- **WRITTEN REQUEST**:
Every record must be transcribed in its entirety, apart from the images, which are to be omitted.

[Extracted records]
================
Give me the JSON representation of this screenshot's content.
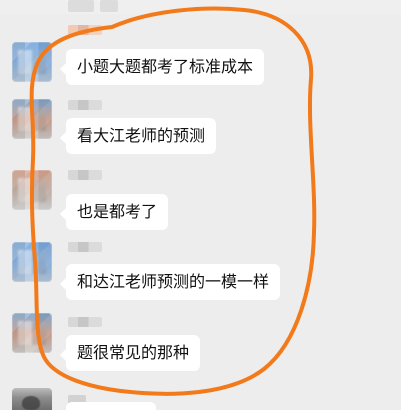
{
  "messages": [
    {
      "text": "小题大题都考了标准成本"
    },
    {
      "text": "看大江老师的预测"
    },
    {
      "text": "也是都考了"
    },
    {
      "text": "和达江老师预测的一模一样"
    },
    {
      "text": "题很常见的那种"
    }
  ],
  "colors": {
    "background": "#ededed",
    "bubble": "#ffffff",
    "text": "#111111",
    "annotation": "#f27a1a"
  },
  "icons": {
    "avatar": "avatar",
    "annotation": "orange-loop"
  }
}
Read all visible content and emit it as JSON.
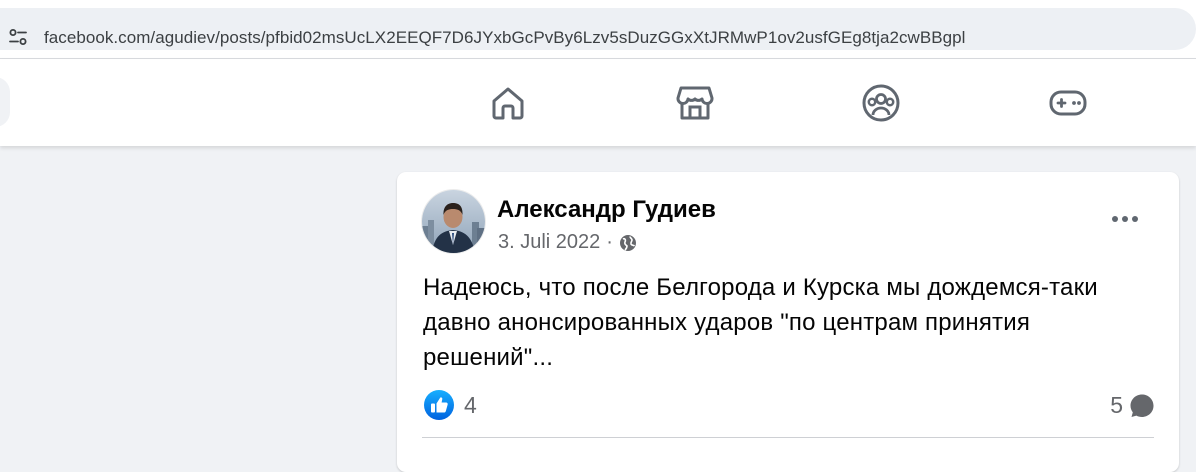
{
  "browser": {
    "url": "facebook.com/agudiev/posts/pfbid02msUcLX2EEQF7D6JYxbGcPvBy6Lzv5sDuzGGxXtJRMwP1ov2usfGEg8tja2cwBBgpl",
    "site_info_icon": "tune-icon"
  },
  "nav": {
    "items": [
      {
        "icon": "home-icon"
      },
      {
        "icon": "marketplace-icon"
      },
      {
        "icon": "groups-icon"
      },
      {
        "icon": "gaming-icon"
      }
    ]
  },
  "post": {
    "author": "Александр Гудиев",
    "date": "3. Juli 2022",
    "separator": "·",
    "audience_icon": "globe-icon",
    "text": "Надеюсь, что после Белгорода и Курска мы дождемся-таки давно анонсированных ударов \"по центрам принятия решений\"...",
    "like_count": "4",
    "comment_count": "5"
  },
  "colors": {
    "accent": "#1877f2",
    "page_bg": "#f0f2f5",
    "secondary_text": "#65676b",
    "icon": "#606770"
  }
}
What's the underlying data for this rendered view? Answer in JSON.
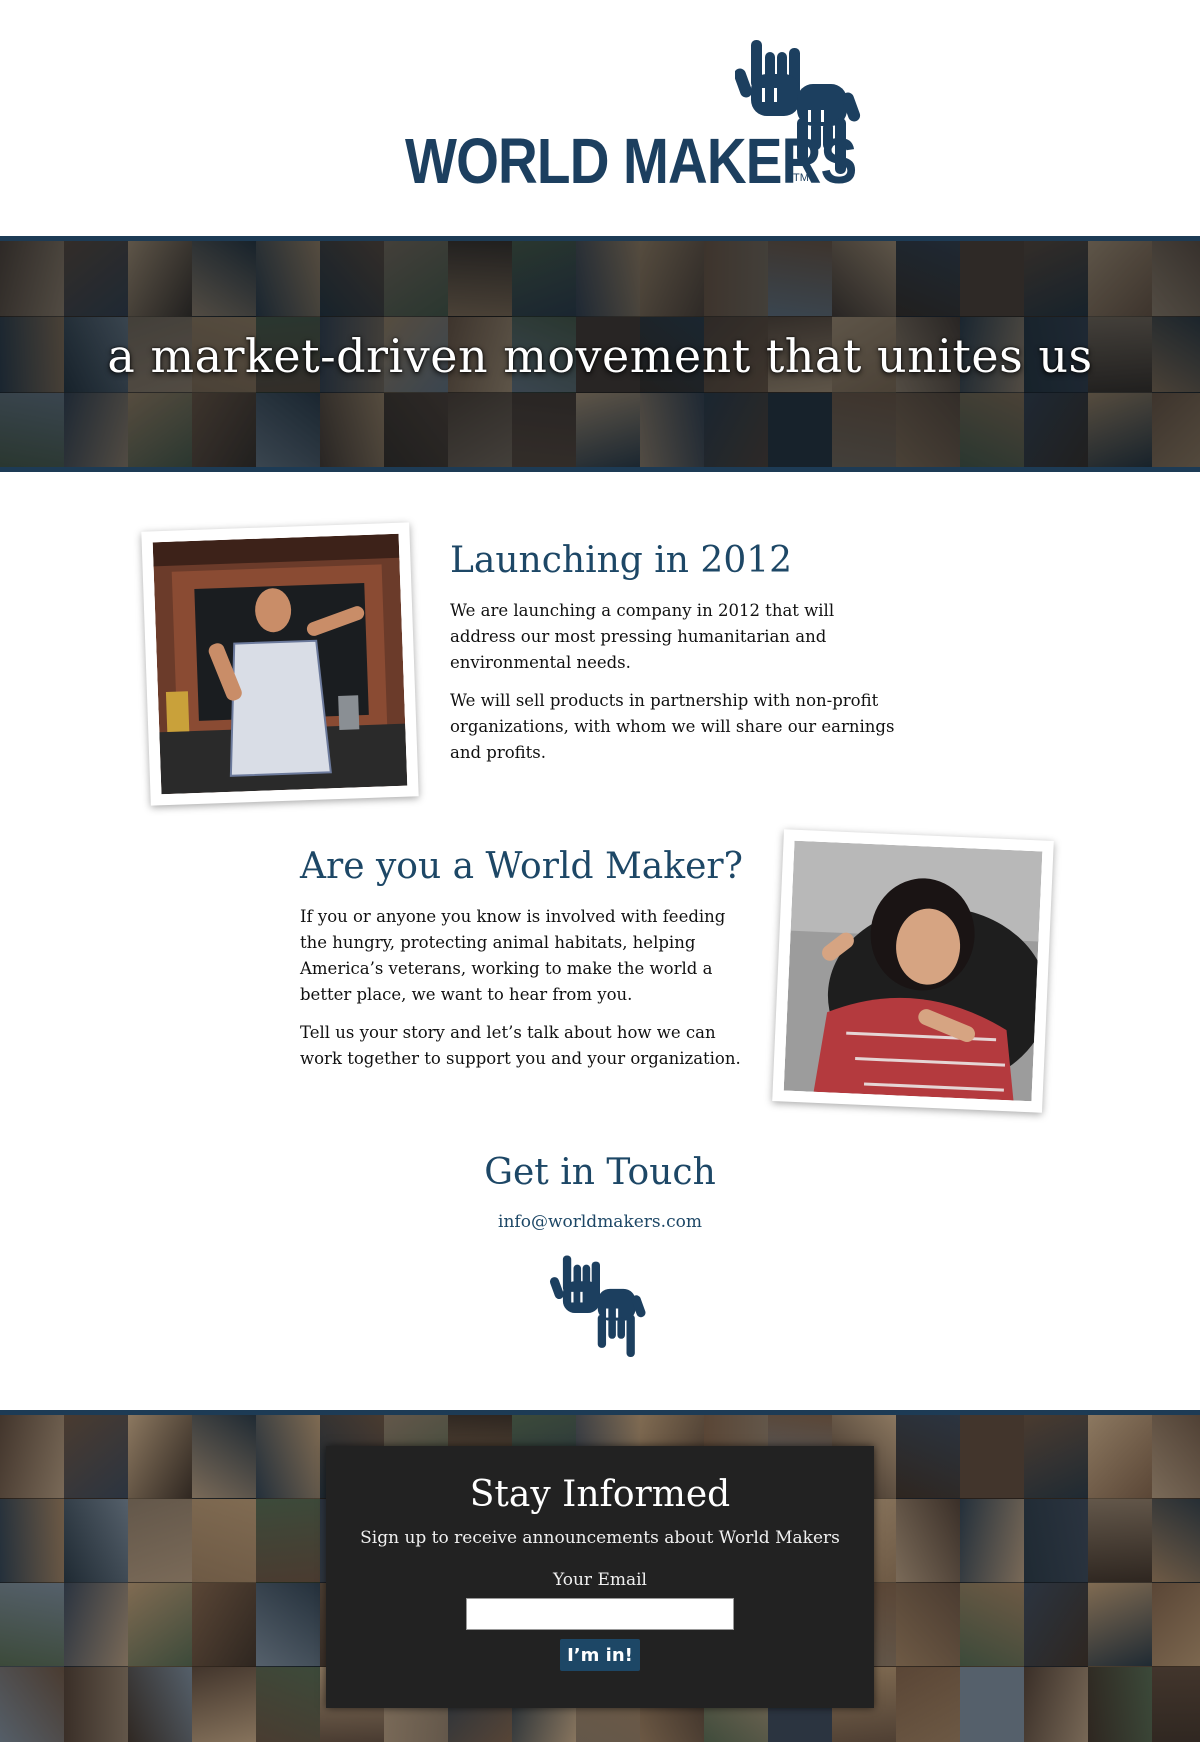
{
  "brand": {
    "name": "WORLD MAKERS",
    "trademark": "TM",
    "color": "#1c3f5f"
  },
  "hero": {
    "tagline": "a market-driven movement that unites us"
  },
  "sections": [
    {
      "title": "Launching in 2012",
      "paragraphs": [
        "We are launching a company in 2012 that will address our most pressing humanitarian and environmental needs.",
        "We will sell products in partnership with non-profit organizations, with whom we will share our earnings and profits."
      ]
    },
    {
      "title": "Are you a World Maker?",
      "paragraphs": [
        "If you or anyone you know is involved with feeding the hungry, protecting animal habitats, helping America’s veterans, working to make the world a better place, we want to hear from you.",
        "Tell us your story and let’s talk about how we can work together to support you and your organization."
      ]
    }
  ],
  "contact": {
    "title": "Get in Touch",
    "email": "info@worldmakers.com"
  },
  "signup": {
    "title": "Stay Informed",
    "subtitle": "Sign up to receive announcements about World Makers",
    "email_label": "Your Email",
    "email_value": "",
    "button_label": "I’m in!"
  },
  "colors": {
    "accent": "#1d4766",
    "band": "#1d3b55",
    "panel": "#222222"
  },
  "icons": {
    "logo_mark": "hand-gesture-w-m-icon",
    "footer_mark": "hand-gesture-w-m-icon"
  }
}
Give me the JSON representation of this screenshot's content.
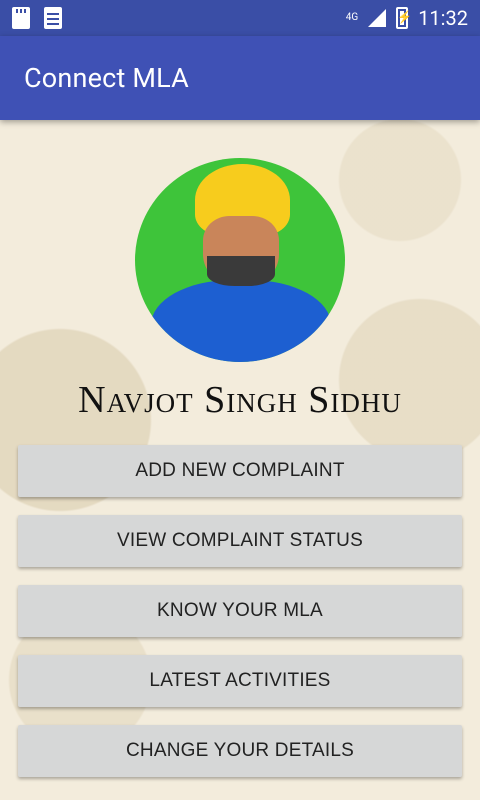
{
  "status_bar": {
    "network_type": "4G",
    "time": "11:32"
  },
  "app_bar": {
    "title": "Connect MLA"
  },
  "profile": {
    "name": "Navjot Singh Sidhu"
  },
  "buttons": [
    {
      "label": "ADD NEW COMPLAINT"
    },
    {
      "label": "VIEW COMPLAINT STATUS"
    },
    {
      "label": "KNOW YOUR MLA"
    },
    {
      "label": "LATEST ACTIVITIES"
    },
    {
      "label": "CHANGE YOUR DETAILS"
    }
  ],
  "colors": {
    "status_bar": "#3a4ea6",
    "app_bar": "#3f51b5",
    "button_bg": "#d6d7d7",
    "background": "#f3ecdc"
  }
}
================
- **RIGHT ANSWER**:
Give me the JSON representation of this screenshot's content.
{
  "messages": [
    {
      "text": "小题大题都考了标准成本"
    },
    {
      "text": "看大江老师的预测"
    },
    {
      "text": "也是都考了"
    },
    {
      "text": "和达江老师预测的一模一样"
    },
    {
      "text": "题很常见的那种"
    }
  ],
  "colors": {
    "background": "#ededed",
    "bubble": "#ffffff",
    "text": "#111111",
    "annotation": "#f27a1a"
  },
  "icons": {
    "avatar": "avatar",
    "annotation": "orange-loop"
  }
}
Read all visible content and emit it as JSON.
{
  "browser": {
    "url": "facebook.com/agudiev/posts/pfbid02msUcLX2EEQF7D6JYxbGcPvBy6Lzv5sDuzGGxXtJRMwP1ov2usfGEg8tja2cwBBgpl",
    "site_info_icon": "tune-icon"
  },
  "nav": {
    "items": [
      {
        "icon": "home-icon"
      },
      {
        "icon": "marketplace-icon"
      },
      {
        "icon": "groups-icon"
      },
      {
        "icon": "gaming-icon"
      }
    ]
  },
  "post": {
    "author": "Александр Гудиев",
    "date": "3. Juli 2022",
    "separator": "·",
    "audience_icon": "globe-icon",
    "text": "Надеюсь, что после Белгорода и Курска мы дождемся-таки давно анонсированных ударов \"по центрам принятия решений\"...",
    "like_count": "4",
    "comment_count": "5"
  },
  "colors": {
    "accent": "#1877f2",
    "page_bg": "#f0f2f5",
    "secondary_text": "#65676b",
    "icon": "#606770"
  }
}
What's the underlying data for this rendered view? Answer in JSON.
{
  "brand": {
    "name": "WORLD MAKERS",
    "trademark": "TM",
    "color": "#1c3f5f"
  },
  "hero": {
    "tagline": "a market-driven movement that unites us"
  },
  "sections": [
    {
      "title": "Launching in 2012",
      "paragraphs": [
        "We are launching a company in 2012 that will address our most pressing humanitarian and environmental needs.",
        "We will sell products in partnership with non-profit organizations, with whom we will share our earnings and profits."
      ]
    },
    {
      "title": "Are you a World Maker?",
      "paragraphs": [
        "If you or anyone you know is involved with feeding the hungry, protecting animal habitats, helping America’s veterans, working to make the world a better place, we want to hear from you.",
        "Tell us your story and let’s talk about how we can work together to support you and your organization."
      ]
    }
  ],
  "contact": {
    "title": "Get in Touch",
    "email": "info@worldmakers.com"
  },
  "signup": {
    "title": "Stay Informed",
    "subtitle": "Sign up to receive announcements about World Makers",
    "email_label": "Your Email",
    "email_value": "",
    "button_label": "I’m in!"
  },
  "colors": {
    "accent": "#1d4766",
    "band": "#1d3b55",
    "panel": "#222222"
  },
  "icons": {
    "logo_mark": "hand-gesture-w-m-icon",
    "footer_mark": "hand-gesture-w-m-icon"
  }
}
Give me the JSON representation of this screenshot's content.
{
  "status_bar": {
    "network_type": "4G",
    "time": "11:32"
  },
  "app_bar": {
    "title": "Connect MLA"
  },
  "profile": {
    "name": "Navjot Singh Sidhu"
  },
  "buttons": [
    {
      "label": "ADD NEW COMPLAINT"
    },
    {
      "label": "VIEW COMPLAINT STATUS"
    },
    {
      "label": "KNOW YOUR MLA"
    },
    {
      "label": "LATEST ACTIVITIES"
    },
    {
      "label": "CHANGE YOUR DETAILS"
    }
  ],
  "colors": {
    "status_bar": "#3a4ea6",
    "app_bar": "#3f51b5",
    "button_bg": "#d6d7d7",
    "background": "#f3ecdc"
  }
}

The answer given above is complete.